## [Directions]
Wherever the string "утверждении" appears in a line, extract that line.

**** Task inputs

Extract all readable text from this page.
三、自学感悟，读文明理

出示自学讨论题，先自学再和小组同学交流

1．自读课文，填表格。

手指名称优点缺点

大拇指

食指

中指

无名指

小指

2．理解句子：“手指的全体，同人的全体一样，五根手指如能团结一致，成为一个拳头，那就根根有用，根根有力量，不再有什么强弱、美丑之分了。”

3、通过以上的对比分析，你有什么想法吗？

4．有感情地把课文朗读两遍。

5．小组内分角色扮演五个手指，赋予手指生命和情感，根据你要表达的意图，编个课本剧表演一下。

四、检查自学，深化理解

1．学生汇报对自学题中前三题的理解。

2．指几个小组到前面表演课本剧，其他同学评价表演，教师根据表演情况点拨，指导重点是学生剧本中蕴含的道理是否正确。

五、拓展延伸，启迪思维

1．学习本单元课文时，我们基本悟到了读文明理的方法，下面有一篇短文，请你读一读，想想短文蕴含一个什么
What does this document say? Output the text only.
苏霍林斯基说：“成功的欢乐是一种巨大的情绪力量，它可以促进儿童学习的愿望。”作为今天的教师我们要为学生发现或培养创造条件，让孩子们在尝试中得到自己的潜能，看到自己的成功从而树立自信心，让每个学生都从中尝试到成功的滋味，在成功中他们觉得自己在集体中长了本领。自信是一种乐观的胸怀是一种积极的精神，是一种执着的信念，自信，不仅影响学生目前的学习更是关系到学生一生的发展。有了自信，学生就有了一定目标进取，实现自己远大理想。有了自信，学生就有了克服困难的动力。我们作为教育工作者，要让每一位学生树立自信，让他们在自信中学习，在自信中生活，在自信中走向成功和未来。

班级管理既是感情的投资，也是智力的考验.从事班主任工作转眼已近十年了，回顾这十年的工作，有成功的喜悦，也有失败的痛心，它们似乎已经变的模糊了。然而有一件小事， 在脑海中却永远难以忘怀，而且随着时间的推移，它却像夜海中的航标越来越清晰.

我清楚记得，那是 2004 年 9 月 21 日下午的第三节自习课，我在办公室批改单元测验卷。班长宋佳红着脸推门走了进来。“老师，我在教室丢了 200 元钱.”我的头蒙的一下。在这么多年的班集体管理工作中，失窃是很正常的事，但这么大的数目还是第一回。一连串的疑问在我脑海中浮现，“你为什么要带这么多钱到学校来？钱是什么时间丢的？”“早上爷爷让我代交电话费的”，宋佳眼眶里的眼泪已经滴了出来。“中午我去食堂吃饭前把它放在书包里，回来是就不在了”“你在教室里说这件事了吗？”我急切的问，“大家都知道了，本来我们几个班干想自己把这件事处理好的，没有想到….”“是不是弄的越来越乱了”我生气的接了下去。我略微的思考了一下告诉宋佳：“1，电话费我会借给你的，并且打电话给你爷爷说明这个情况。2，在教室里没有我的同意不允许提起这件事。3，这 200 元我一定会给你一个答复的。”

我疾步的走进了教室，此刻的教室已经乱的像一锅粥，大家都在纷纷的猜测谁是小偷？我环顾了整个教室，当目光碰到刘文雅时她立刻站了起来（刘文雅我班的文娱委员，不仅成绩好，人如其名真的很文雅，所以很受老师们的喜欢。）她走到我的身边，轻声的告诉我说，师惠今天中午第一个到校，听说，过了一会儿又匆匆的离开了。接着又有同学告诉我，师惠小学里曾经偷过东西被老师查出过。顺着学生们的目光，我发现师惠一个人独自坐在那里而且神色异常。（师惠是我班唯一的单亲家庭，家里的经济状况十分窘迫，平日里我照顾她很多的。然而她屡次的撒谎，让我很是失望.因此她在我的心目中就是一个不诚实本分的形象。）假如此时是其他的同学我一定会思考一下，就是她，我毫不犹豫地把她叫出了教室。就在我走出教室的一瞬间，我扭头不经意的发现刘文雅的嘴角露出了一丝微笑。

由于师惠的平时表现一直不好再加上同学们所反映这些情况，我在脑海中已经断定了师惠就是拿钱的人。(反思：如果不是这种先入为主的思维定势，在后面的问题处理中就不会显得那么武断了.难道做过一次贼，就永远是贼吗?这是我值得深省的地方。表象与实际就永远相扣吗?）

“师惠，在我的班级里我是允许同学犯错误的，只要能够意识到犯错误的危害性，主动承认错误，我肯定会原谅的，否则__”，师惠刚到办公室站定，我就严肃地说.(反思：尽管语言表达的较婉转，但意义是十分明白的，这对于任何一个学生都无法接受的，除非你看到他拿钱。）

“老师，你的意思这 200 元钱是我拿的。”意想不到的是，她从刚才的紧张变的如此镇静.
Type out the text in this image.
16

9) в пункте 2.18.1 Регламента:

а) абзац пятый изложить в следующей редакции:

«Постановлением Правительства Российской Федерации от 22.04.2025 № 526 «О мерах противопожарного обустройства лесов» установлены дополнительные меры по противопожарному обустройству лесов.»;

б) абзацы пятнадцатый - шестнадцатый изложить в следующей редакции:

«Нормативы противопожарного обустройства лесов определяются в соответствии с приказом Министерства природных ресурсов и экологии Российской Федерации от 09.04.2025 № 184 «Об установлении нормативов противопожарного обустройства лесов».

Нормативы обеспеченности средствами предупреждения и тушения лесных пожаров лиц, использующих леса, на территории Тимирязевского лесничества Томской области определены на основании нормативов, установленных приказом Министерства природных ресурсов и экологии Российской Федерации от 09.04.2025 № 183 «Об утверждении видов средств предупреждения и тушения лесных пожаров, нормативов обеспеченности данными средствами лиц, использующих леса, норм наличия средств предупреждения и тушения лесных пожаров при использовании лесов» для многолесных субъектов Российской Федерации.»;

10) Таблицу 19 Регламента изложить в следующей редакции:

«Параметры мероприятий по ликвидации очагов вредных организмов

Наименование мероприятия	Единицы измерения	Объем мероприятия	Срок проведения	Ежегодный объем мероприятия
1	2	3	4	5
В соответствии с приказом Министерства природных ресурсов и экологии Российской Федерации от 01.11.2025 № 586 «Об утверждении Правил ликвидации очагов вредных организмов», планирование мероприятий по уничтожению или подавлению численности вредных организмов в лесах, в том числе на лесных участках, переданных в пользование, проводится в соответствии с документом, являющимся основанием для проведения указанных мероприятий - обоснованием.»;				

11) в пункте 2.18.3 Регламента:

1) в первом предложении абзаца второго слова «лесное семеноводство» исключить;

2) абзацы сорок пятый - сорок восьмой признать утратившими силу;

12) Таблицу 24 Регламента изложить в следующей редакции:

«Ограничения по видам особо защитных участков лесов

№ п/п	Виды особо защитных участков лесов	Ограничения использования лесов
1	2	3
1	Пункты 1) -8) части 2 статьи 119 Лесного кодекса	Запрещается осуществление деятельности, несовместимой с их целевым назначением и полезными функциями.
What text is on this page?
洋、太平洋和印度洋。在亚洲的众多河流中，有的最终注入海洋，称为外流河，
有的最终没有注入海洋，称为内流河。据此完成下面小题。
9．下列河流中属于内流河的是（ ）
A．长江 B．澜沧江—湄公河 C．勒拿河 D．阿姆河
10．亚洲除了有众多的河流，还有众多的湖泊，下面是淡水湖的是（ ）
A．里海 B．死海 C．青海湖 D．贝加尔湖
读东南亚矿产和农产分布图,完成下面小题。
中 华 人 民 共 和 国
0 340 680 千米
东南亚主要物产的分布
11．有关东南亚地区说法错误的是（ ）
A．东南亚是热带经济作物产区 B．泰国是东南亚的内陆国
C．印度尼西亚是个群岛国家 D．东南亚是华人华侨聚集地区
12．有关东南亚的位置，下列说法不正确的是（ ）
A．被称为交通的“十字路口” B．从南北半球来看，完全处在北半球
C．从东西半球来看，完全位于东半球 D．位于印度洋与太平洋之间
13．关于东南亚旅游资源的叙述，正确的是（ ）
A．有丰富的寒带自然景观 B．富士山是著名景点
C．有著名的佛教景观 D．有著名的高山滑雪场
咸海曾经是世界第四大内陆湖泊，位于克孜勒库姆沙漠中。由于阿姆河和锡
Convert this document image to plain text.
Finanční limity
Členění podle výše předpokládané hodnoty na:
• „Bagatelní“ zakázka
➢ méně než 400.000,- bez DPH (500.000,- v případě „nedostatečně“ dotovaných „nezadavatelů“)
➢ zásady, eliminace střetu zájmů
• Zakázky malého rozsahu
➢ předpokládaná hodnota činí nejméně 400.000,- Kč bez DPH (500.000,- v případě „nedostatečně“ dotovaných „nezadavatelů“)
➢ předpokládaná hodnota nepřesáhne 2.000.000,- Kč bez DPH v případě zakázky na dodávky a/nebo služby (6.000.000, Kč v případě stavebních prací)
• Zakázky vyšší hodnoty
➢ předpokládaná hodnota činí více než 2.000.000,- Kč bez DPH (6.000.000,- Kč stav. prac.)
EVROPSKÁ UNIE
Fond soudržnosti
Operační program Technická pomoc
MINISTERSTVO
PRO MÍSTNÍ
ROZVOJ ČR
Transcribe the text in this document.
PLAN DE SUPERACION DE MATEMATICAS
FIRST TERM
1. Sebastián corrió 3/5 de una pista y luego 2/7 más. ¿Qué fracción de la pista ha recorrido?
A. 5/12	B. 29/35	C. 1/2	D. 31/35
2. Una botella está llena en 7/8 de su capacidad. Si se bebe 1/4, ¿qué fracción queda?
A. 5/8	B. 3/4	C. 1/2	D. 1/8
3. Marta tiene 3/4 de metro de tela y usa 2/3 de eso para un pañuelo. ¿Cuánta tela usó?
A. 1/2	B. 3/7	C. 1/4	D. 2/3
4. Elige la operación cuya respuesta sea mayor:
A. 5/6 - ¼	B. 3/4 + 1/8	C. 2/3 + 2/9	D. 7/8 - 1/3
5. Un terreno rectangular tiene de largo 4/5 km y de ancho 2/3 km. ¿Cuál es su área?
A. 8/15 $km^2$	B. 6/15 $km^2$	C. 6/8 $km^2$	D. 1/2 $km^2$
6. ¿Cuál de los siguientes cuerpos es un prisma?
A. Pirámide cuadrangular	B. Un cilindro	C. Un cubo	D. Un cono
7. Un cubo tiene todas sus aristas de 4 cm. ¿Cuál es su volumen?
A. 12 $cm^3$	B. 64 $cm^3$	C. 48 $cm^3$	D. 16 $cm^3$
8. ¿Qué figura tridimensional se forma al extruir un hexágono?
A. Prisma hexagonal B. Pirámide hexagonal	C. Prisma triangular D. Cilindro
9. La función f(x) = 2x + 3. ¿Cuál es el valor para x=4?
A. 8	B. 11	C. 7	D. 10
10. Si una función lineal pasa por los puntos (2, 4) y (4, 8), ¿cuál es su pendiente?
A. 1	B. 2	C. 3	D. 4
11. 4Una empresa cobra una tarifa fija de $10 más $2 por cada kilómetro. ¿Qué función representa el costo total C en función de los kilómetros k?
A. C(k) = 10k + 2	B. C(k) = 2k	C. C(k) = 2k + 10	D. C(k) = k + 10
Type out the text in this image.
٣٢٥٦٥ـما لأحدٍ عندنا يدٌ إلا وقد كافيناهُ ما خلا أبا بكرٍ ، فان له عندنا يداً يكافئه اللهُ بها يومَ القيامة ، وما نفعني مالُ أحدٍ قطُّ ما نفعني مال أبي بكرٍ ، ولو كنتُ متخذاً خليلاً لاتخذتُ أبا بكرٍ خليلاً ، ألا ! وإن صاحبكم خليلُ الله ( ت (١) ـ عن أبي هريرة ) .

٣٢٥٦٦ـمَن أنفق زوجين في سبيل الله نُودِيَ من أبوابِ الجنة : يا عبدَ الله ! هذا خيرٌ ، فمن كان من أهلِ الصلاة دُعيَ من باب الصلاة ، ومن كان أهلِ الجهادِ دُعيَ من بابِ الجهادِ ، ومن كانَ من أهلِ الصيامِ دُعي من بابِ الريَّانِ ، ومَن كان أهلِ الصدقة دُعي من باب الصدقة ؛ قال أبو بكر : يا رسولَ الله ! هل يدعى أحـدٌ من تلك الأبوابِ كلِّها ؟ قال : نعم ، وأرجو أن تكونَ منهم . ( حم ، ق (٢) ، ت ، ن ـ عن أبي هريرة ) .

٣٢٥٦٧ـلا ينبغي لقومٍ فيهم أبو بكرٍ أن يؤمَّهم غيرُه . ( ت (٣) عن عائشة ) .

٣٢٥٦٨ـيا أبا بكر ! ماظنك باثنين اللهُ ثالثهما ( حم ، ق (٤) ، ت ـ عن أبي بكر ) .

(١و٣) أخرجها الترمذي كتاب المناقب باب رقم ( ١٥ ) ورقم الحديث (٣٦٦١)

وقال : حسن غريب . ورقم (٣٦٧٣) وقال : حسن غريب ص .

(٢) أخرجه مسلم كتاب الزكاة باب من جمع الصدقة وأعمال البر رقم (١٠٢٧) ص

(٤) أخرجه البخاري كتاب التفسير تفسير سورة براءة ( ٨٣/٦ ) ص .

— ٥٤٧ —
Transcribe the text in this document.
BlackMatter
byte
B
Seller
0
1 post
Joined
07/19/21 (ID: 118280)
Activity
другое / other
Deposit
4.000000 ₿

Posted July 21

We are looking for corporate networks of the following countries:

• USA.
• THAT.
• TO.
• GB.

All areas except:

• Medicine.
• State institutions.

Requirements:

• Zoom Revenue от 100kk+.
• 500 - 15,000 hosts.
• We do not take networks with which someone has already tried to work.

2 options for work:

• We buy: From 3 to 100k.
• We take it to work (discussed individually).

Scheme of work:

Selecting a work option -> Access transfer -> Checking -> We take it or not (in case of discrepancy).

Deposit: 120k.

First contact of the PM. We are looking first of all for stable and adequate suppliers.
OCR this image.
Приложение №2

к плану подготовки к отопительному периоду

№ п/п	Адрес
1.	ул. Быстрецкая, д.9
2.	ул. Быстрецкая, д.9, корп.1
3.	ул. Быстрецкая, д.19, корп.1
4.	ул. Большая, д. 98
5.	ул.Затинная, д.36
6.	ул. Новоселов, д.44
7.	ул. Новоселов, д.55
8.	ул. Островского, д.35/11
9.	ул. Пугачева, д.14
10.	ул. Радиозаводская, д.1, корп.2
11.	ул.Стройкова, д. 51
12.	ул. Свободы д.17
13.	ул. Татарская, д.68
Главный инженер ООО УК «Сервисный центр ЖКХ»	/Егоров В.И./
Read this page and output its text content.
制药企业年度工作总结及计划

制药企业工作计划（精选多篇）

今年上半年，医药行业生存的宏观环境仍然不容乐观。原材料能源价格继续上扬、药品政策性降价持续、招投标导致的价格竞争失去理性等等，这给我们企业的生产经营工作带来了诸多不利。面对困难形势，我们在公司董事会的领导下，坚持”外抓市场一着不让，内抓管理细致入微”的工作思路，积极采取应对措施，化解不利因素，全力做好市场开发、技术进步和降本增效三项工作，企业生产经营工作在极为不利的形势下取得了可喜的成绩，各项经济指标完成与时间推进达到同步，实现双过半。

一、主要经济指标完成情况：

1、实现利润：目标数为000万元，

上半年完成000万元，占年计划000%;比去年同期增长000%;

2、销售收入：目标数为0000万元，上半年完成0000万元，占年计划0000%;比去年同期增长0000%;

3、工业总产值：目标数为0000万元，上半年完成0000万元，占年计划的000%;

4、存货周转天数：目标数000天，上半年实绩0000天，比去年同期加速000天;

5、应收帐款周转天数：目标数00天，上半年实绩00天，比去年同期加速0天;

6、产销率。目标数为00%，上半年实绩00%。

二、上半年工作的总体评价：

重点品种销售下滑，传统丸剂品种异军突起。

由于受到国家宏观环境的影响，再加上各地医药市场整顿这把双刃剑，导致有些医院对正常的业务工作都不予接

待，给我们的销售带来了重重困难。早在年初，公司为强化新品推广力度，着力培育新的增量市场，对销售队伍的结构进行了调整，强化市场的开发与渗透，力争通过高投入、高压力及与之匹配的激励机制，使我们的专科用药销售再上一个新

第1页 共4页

********

## [Task result]
Нормативы обеспеченности средствами предупреждения и тушения лесных пожаров лиц, использующих леса, на территории Тимирязевского лесничества Томской области определены на основании нормативов, установленных приказом Министерства природных ресурсов и экологии Российской Федерации от 09.04.2025 № 183 «Об утверждении видов средств предупреждения и тушения лесных пожаров, нормативов обеспеченности данными средствами лиц, использующих леса, норм наличия средств предупреждения и тушения лесных пожаров при использовании лесов» для многолесных субъектов Российской Федерации.»;
В соответствии с приказом Министерства природных ресурсов и экологии Российской Федерации от 01.11.2025 № 586 «Об утверждении Правил ликвидации очагов вредных организмов», планирование мероприятий по уничтожению или подавлению численности вредных организмов в лесах, в том числе на лесных участках, переданных в пользование, проводится в соответствии с документом, являющимся основанием для проведения указанных мероприятий - обоснованием.»;				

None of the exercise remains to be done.